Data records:
● ● ●

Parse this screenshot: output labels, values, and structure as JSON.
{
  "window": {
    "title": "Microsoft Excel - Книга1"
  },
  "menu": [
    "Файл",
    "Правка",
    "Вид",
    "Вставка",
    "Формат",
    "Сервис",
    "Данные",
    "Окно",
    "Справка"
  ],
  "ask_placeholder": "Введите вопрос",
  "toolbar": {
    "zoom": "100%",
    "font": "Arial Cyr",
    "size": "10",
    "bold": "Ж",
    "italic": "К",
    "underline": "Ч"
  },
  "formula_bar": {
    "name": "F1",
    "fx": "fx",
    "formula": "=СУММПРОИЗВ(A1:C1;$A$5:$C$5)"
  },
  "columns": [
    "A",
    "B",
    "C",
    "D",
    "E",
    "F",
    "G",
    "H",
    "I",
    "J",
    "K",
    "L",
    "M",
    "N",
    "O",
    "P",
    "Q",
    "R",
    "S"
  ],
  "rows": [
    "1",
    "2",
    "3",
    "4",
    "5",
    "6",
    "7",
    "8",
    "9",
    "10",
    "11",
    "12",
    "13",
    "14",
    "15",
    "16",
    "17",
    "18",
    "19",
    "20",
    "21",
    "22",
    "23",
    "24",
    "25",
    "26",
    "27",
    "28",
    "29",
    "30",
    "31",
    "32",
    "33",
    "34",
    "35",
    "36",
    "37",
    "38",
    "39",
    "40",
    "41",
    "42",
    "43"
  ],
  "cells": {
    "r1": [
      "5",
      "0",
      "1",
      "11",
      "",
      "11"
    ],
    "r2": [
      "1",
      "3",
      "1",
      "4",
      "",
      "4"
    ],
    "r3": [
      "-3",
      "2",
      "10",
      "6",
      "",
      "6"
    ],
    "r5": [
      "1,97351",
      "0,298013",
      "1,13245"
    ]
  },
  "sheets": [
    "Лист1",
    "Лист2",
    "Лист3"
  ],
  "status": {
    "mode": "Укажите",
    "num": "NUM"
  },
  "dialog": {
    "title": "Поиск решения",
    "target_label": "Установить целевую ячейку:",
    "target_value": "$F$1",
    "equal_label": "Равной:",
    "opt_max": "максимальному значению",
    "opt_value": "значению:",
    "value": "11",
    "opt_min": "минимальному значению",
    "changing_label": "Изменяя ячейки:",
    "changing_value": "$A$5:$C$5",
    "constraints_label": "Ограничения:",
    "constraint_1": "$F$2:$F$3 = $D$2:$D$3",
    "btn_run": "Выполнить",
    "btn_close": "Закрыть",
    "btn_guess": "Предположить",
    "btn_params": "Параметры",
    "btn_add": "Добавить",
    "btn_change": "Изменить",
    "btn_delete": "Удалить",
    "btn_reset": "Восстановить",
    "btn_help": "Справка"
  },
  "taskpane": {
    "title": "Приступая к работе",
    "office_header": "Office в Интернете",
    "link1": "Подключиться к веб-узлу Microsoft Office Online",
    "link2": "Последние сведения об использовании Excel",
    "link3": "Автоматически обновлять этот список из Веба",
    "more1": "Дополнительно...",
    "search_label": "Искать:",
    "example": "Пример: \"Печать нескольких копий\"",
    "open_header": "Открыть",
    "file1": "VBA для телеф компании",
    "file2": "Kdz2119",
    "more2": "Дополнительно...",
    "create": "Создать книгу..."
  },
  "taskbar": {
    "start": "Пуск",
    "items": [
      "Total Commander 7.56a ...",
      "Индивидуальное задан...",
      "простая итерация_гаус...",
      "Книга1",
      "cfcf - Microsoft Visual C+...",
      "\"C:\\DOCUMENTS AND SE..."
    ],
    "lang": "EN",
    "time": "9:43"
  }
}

● ● ●

▶ _The problem_
Copy every line of the listing that contains the word "Excel".

▶ _Exercise answer_
    "title": "Microsoft Excel - Книга1"
    "link2": "Последние сведения об использовании Excel",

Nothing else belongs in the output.